INSTRUCTIONS TO FOLLOW: Look through the data below. Show each line where the string "trwale" occurs.

MATERIAL SHOWN:
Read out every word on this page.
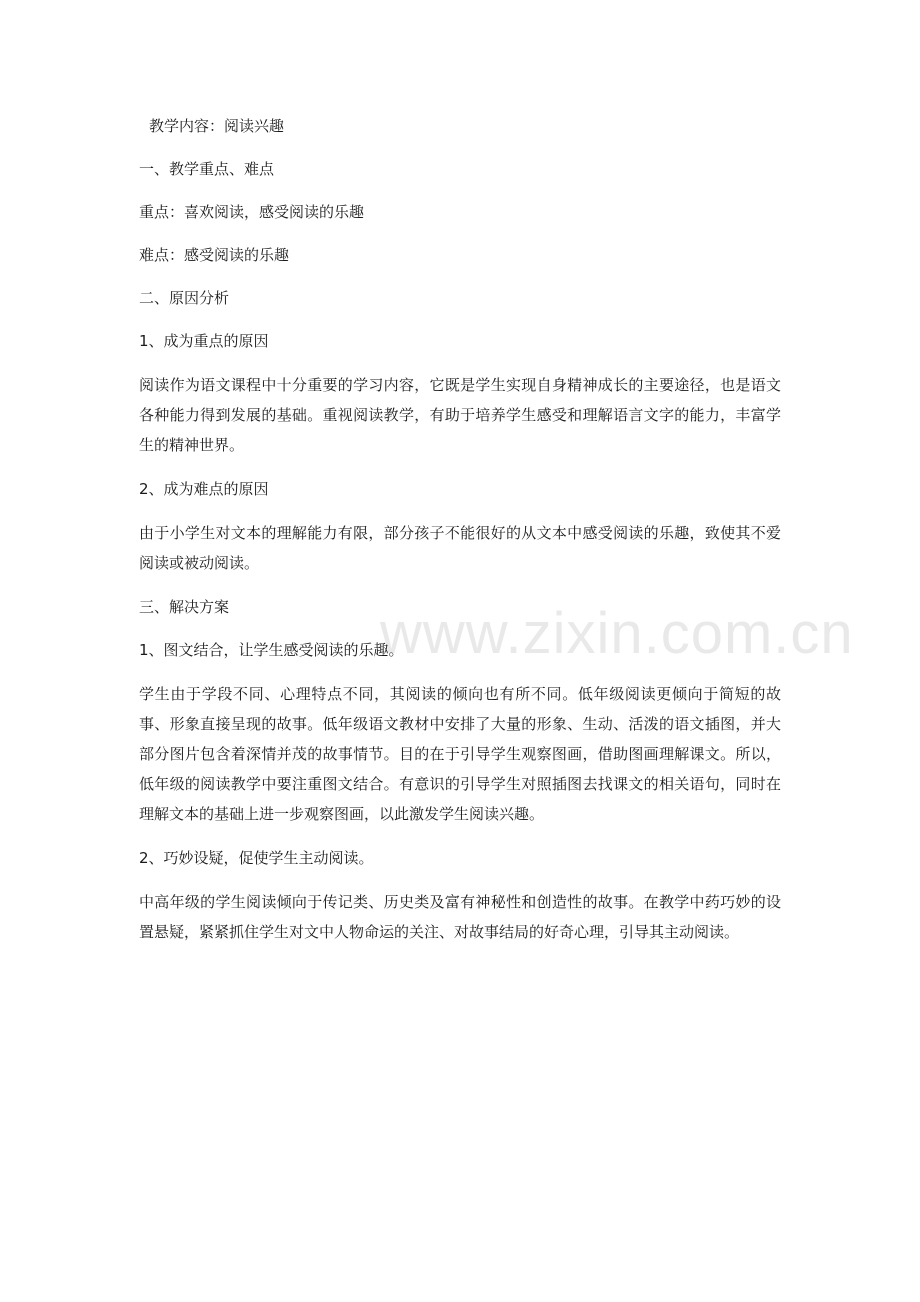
www.zixin.com.cn
教学内容：阅读兴趣
一、教学重点、难点
重点：喜欢阅读，感受阅读的乐趣
难点：感受阅读的乐趣
二、原因分析
1、成为重点的原因
阅读作为语文课程中十分重要的学习内容，它既是学生实现自身精神成长的主要途径，也是语文各种能力得到发展的基础。重视阅读教学，有助于培养学生感受和理解语言文字的能力，丰富学生的精神世界。
2、成为难点的原因
由于小学生对文本的理解能力有限，部分孩子不能很好的从文本中感受阅读的乐趣，致使其不爱阅读或被动阅读。
三、解决方案
1、图文结合，让学生感受阅读的乐趣。
学生由于学段不同、心理特点不同，其阅读的倾向也有所不同。低年级阅读更倾向于简短的故事、形象直接呈现的故事。低年级语文教材中安排了大量的形象、生动、活泼的语文插图，并大部分图片包含着深情并茂的故事情节。目的在于引导学生观察图画，借助图画理解课文。所以，低年级的阅读教学中要注重图文结合。有意识的引导学生对照插图去找课文的相关语句，同时在理解文本的基础上进一步观察图画，以此激发学生阅读兴趣。
2、巧妙设疑，促使学生主动阅读。
中高年级的学生阅读倾向于传记类、历史类及富有神秘性和创造性的故事。在教学中药巧妙的设置悬疑，紧紧抓住学生对文中人物命运的关注、对故事结局的好奇心理，引导其主动阅读。
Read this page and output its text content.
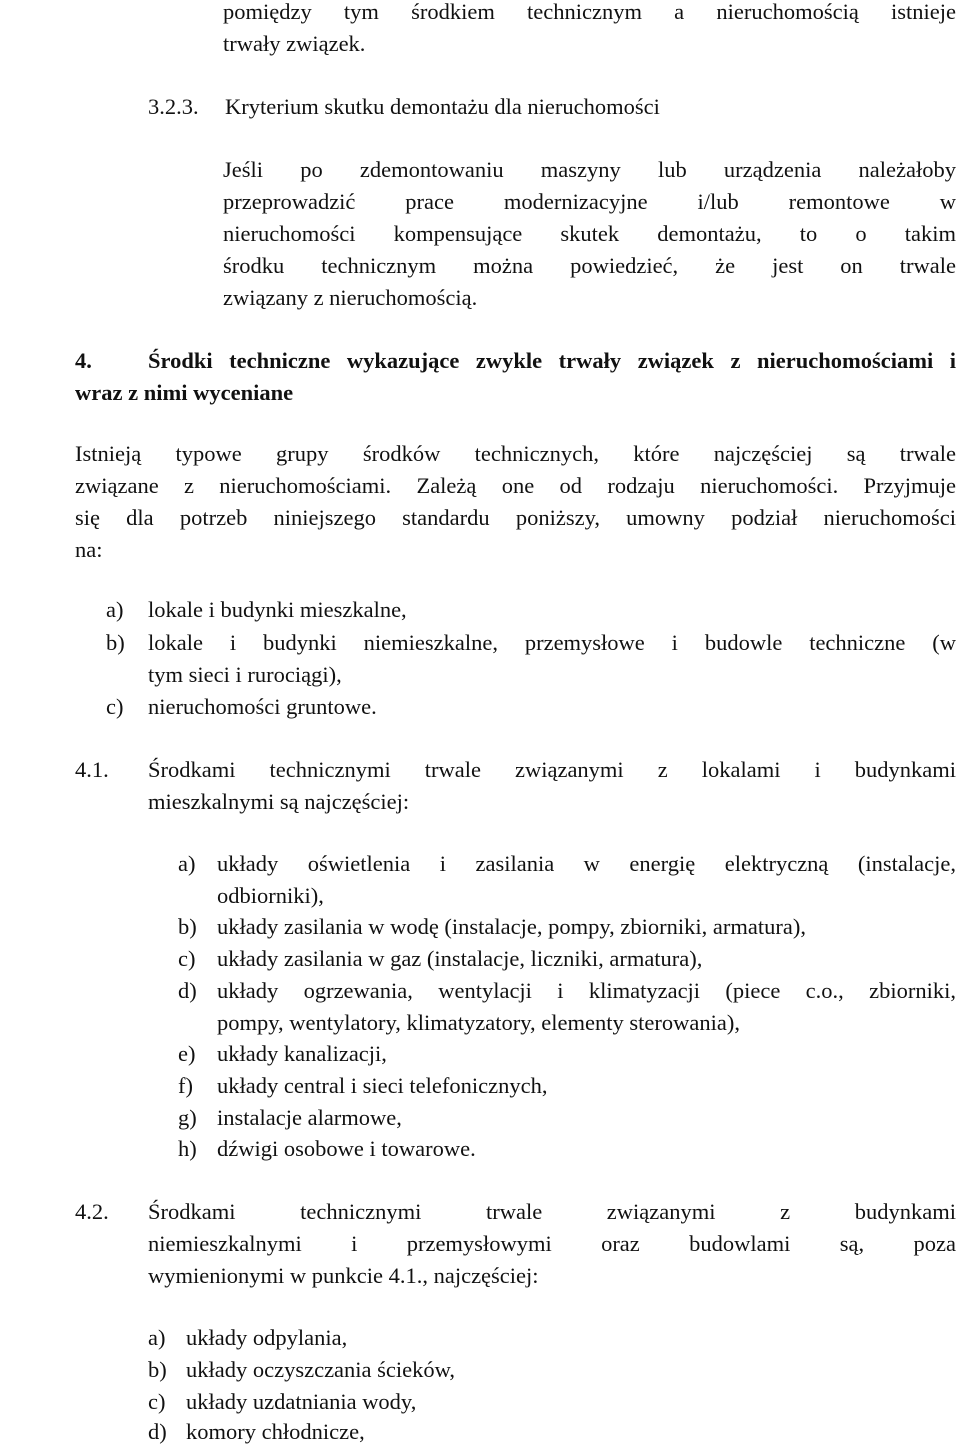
pomiędzy tym środkiem technicznym a nieruchomością istnieje
trwały związek.
3.2.3. Kryterium skutku demontażu dla nieruchomości
Jeśli po zdemontowaniu maszyny lub urządzenia należałoby
przeprowadzić prace modernizacyjne i/lub remontowe w
nieruchomości kompensujące skutek demontażu, to o takim
środku technicznym można powiedzieć, że jest on trwale
związany z nieruchomością.
4.	Środki techniczne wykazujące zwykle trwały związek z nieruchomościami i
wraz z nimi wyceniane
Istnieją typowe grupy środków technicznych, które najczęściej są trwale
związane z nieruchomościami. Zależą one od rodzaju nieruchomości. Przyjmuje
się dla potrzeb niniejszego standardu poniższy, umowny podział nieruchomości
na:
a) lokale i budynki mieszkalne,
b) lokale i budynki niemieszkalne, przemysłowe i budowle techniczne (w
tym sieci i rurociągi),
c) nieruchomości gruntowe.
4.1. Środkami technicznymi trwale związanymi z lokalami i budynkami
mieszkalnymi są najczęściej:
a) układy oświetlenia i zasilania w energię elektryczną (instalacje,
odbiorniki),
b) układy zasilania w wodę (instalacje, pompy, zbiorniki, armatura),
c) układy zasilania w gaz (instalacje, liczniki, armatura),
d) układy ogrzewania, wentylacji i klimatyzacji (piece c.o., zbiorniki,
pompy, wentylatory, klimatyzatory, elementy sterowania),
e) układy kanalizacji,
f) układy central i sieci telefonicznych,
g) instalacje alarmowe,
h) dźwigi osobowe i towarowe.
4.2. Środkami technicznymi trwale związanymi z budynkami
niemieszkalnymi i przemysłowymi oraz budowlami są, poza
wymienionymi w punkcie 4.1., najczęściej:
a) układy odpylania,
b) układy oczyszczania ścieków,
c) układy uzdatniania wody,
d) komory chłodnicze,
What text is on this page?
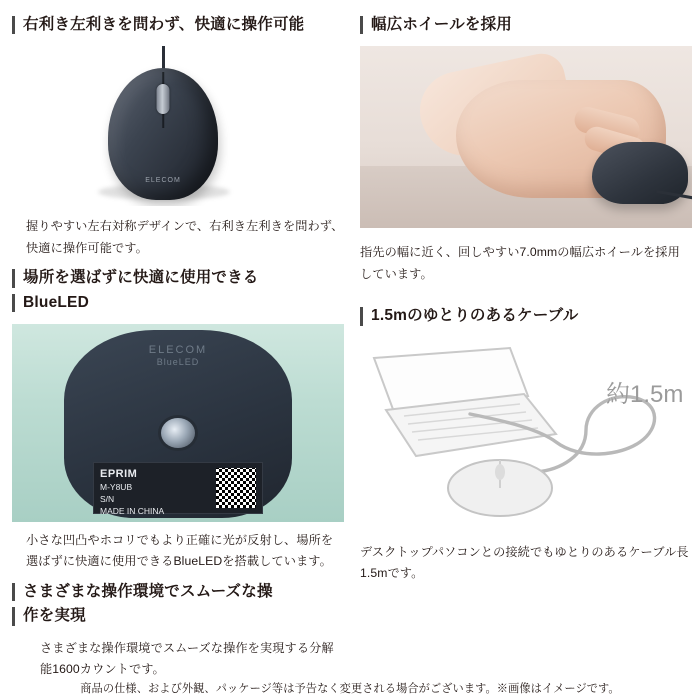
右利き左利きを問わず、快適に操作可能
ELECOM

握りやすい左右対称デザインで、右利き左利きを問わず、快適に操作可能です。

場所を選ばずに快適に使用できる
BlueLED
ELECOM
BlueLED
EPRIM
M-Y8UB
S/N
MADE IN CHINA

小さな凹凸やホコリでもより正確に光が反射し、場所を選ばずに快適に使用できるBlueLEDを搭載しています。

さまざまな操作環境でスムーズな操
作を実現

さまざまな操作環境でスムーズな操作を実現する分解能1600カウントです。

幅広ホイールを採用

指先の幅に近く、回しやすい7.0mmの幅広ホイールを採用しています。

1.5mのゆとりのあるケーブル
約1.5m

デスクトップパソコンとの接続でもゆとりのあるケーブル長1.5mです。

商品の仕様、および外観、パッケージ等は予告なく変更される場合がございます。※画像はイメージです。
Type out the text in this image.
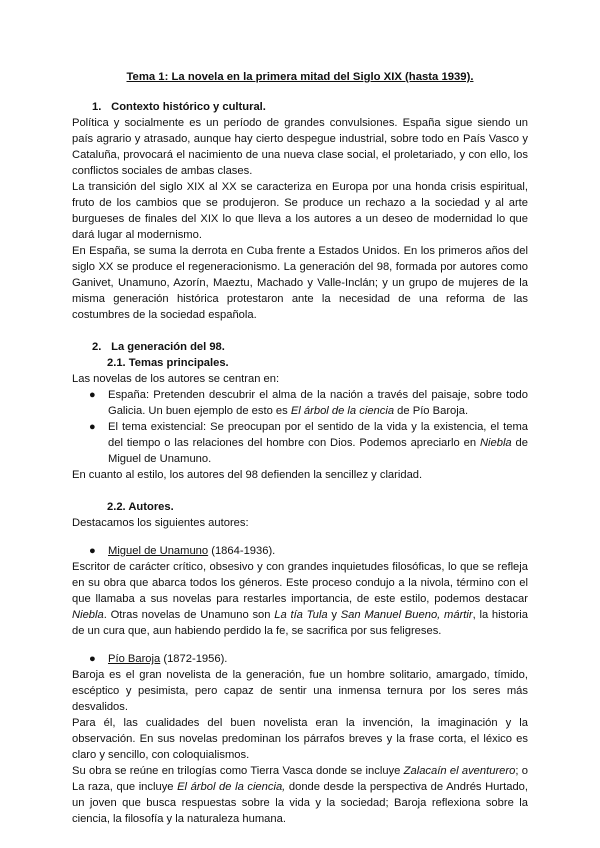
Tema 1: La novela en la primera mitad del Siglo XIX (hasta 1939).
1. Contexto histórico y cultural.

Política y socialmente es un período de grandes convulsiones. España sigue siendo un país agrario y atrasado, aunque hay cierto despegue industrial, sobre todo en País Vasco y Cataluña, provocará el nacimiento de una nueva clase social, el proletariado, y con ello, los conflictos sociales de ambas clases.

La transición del siglo XIX al XX se caracteriza en Europa por una honda crisis espiritual, fruto de los cambios que se produjeron. Se produce un rechazo a la sociedad y al arte burgueses de finales del XIX lo que lleva a los autores a un deseo de modernidad lo que dará lugar al modernismo.

En España, se suma la derrota en Cuba frente a Estados Unidos. En los primeros años del siglo XX se produce el regeneracionismo. La generación del 98, formada por autores como Ganivet, Unamuno, Azorín, Maeztu, Machado y Valle-Inclán; y un grupo de mujeres de la misma generación histórica protestaron ante la necesidad de una reforma de las costumbres de la sociedad española.

2. La generación del 98.
2.1. Temas principales.

Las novelas de los autores se centran en:

● España: Pretenden descubrir el alma de la nación a través del paisaje, sobre todo Galicia. Un buen ejemplo de esto es El árbol de la ciencia de Pío Baroja.
● El tema existencial: Se preocupan por el sentido de la vida y la existencia, el tema del tiempo o las relaciones del hombre con Dios. Podemos apreciarlo en Niebla de Miguel de Unamuno.

En cuanto al estilo, los autores del 98 defienden la sencillez y claridad.

2.2. Autores.

Destacamos los siguientes autores:

● Miguel de Unamuno (1864-1936).

Escritor de carácter crítico, obsesivo y con grandes inquietudes filosóficas, lo que se refleja en su obra que abarca todos los géneros. Este proceso condujo a la nivola, término con el que llamaba a sus novelas para restarles importancia, de este estilo, podemos destacar Niebla. Otras novelas de Unamuno son La tía Tula y San Manuel Bueno, mártir, la historia de un cura que, aun habiendo perdido la fe, se sacrifica por sus feligreses.

● Pío Baroja (1872-1956).

Baroja es el gran novelista de la generación, fue un hombre solitario, amargado, tímido, escéptico y pesimista, pero capaz de sentir una inmensa ternura por los seres más desvalidos.

Para él, las cualidades del buen novelista eran la invención, la imaginación y la observación. En sus novelas predominan los párrafos breves y la frase corta, el léxico es claro y sencillo, con coloquialismos.

Su obra se reúne en trilogías como Tierra Vasca donde se incluye Zalacaín el aventurero; o La raza, que incluye El árbol de la ciencia, donde desde la perspectiva de Andrés Hurtado, un joven que busca respuestas sobre la vida y la sociedad; Baroja reflexiona sobre la ciencia, la filosofía y la naturaleza humana.
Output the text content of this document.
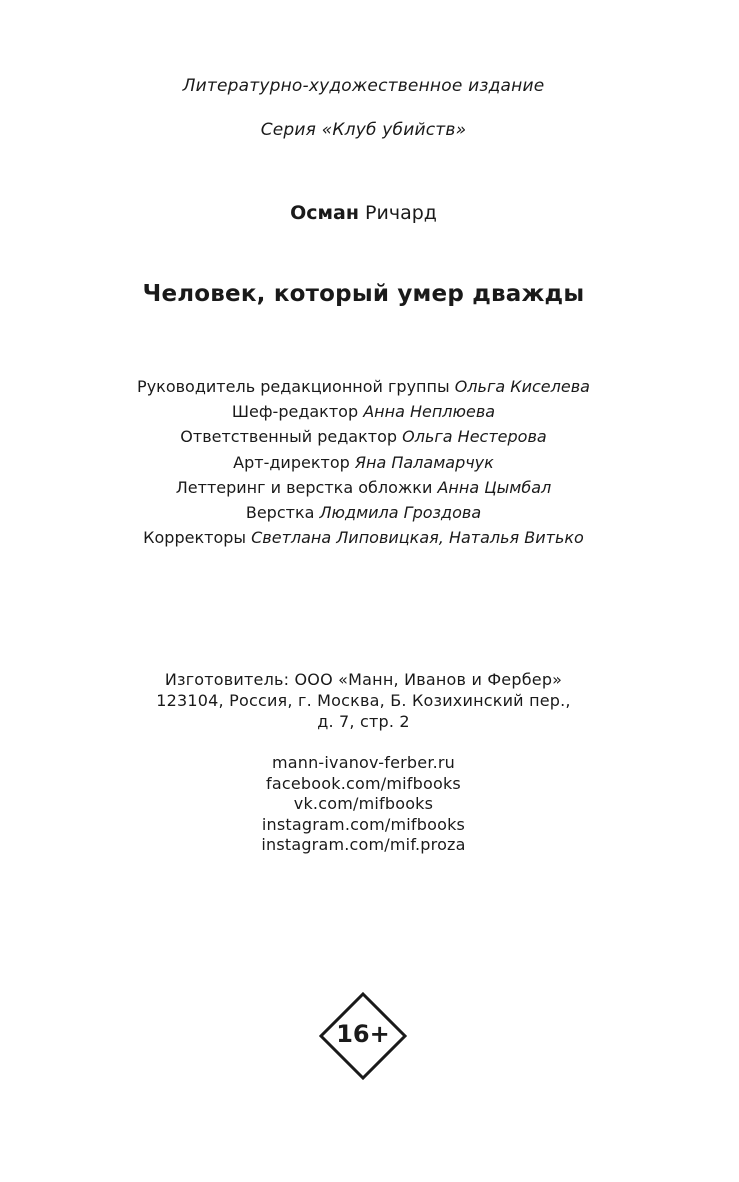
Литературно-художественное издание
Серия «Клуб убийств»
Осман Ричард
Человек, который умер дважды
Руководитель редакционной группы Ольга Киселева
Шеф-редактор Анна Неплюева
Ответственный редактор Ольга Нестерова
Арт-директор Яна Паламарчук
Леттеринг и верстка обложки Анна Цымбал
Верстка Людмила Гроздова
Корректоры Светлана Липовицкая, Наталья Витько
Изготовитель: ООО «Манн, Иванов и Фербер»
123104, Россия, г. Москва, Б. Козихинский пер.,
д. 7, стр. 2
mann-ivanov-ferber.ru
facebook.com/mifbooks
vk.com/mifbooks
instagram.com/mifbooks
instagram.com/mif.proza
16+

REPLY:
środku technicznym można powiedzieć, że jest on trwale
Istnieją typowe grupy środków technicznych, które najczęściej są trwale
4.1. Środkami technicznymi trwale związanymi z lokalami i budynkami
4.2. Środkami technicznymi trwale związanymi z budynkami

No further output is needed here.